#### THE EXERCISE
Images do not belong in the copy. Retype all the entries below exactly.

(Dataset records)

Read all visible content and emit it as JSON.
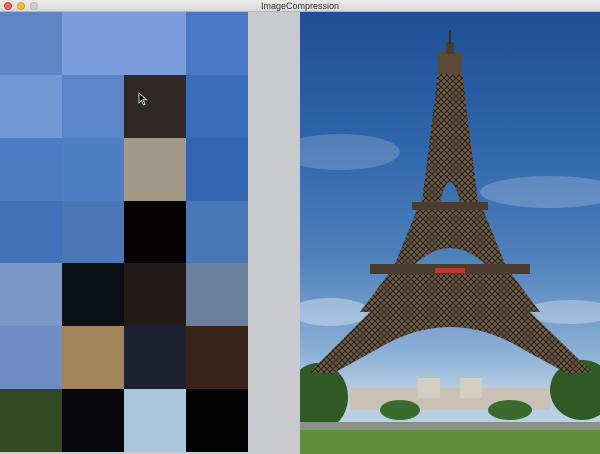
{
  "window": {
    "title": "ImageCompression"
  },
  "mosaic": {
    "tiles": [
      {
        "r": 0,
        "c": 0,
        "color": "#5e86c7"
      },
      {
        "r": 0,
        "c": 1,
        "color": "#7a9edb"
      },
      {
        "r": 0,
        "c": 2,
        "color": "#7a9edb"
      },
      {
        "r": 0,
        "c": 3,
        "color": "#4a78c4"
      },
      {
        "r": 1,
        "c": 0,
        "color": "#7199d4"
      },
      {
        "r": 1,
        "c": 1,
        "color": "#5b86c8"
      },
      {
        "r": 1,
        "c": 2,
        "color": "#2f2826"
      },
      {
        "r": 1,
        "c": 3,
        "color": "#3a6db8"
      },
      {
        "r": 2,
        "c": 0,
        "color": "#4c7cc3"
      },
      {
        "r": 2,
        "c": 1,
        "color": "#4c7fc6"
      },
      {
        "r": 2,
        "c": 2,
        "color": "#a29887"
      },
      {
        "r": 2,
        "c": 3,
        "color": "#3265b1"
      },
      {
        "r": 3,
        "c": 0,
        "color": "#4471ba"
      },
      {
        "r": 3,
        "c": 1,
        "color": "#4b77b6"
      },
      {
        "r": 3,
        "c": 2,
        "color": "#050304"
      },
      {
        "r": 3,
        "c": 3,
        "color": "#4a78b6"
      },
      {
        "r": 4,
        "c": 0,
        "color": "#7c98c7"
      },
      {
        "r": 4,
        "c": 1,
        "color": "#0c1116"
      },
      {
        "r": 4,
        "c": 2,
        "color": "#231b1a"
      },
      {
        "r": 4,
        "c": 3,
        "color": "#697f9b"
      },
      {
        "r": 5,
        "c": 0,
        "color": "#6f8dc4"
      },
      {
        "r": 5,
        "c": 1,
        "color": "#a3835a"
      },
      {
        "r": 5,
        "c": 2,
        "color": "#1d2230"
      },
      {
        "r": 5,
        "c": 3,
        "color": "#3a2419"
      },
      {
        "r": 6,
        "c": 0,
        "color": "#324a22"
      },
      {
        "r": 6,
        "c": 1,
        "color": "#07060a"
      },
      {
        "r": 6,
        "c": 2,
        "color": "#a9c6de"
      },
      {
        "r": 6,
        "c": 3,
        "color": "#030203"
      }
    ]
  },
  "photo": {
    "subject": "eiffel-tower"
  }
}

#### RESULT
Read all visible content and emit it as JSON.
{
  "window": {
    "title": "ImageCompression"
  },
  "mosaic": {
    "tiles": [
      {
        "r": 0,
        "c": 0,
        "color": "#5e86c7"
      },
      {
        "r": 0,
        "c": 1,
        "color": "#7a9edb"
      },
      {
        "r": 0,
        "c": 2,
        "color": "#7a9edb"
      },
      {
        "r": 0,
        "c": 3,
        "color": "#4a78c4"
      },
      {
        "r": 1,
        "c": 0,
        "color": "#7199d4"
      },
      {
        "r": 1,
        "c": 1,
        "color": "#5b86c8"
      },
      {
        "r": 1,
        "c": 2,
        "color": "#2f2826"
      },
      {
        "r": 1,
        "c": 3,
        "color": "#3a6db8"
      },
      {
        "r": 2,
        "c": 0,
        "color": "#4c7cc3"
      },
      {
        "r": 2,
        "c": 1,
        "color": "#4c7fc6"
      },
      {
        "r": 2,
        "c": 2,
        "color": "#a29887"
      },
      {
        "r": 2,
        "c": 3,
        "color": "#3265b1"
      },
      {
        "r": 3,
        "c": 0,
        "color": "#4471ba"
      },
      {
        "r": 3,
        "c": 1,
        "color": "#4b77b6"
      },
      {
        "r": 3,
        "c": 2,
        "color": "#050304"
      },
      {
        "r": 3,
        "c": 3,
        "color": "#4a78b6"
      },
      {
        "r": 4,
        "c": 0,
        "color": "#7c98c7"
      },
      {
        "r": 4,
        "c": 1,
        "color": "#0c1116"
      },
      {
        "r": 4,
        "c": 2,
        "color": "#231b1a"
      },
      {
        "r": 4,
        "c": 3,
        "color": "#697f9b"
      },
      {
        "r": 5,
        "c": 0,
        "color": "#6f8dc4"
      },
      {
        "r": 5,
        "c": 1,
        "color": "#a3835a"
      },
      {
        "r": 5,
        "c": 2,
        "color": "#1d2230"
      },
      {
        "r": 5,
        "c": 3,
        "color": "#3a2419"
      },
      {
        "r": 6,
        "c": 0,
        "color": "#324a22"
      },
      {
        "r": 6,
        "c": 1,
        "color": "#07060a"
      },
      {
        "r": 6,
        "c": 2,
        "color": "#a9c6de"
      },
      {
        "r": 6,
        "c": 3,
        "color": "#030203"
      }
    ]
  },
  "photo": {
    "subject": "eiffel-tower"
  }
}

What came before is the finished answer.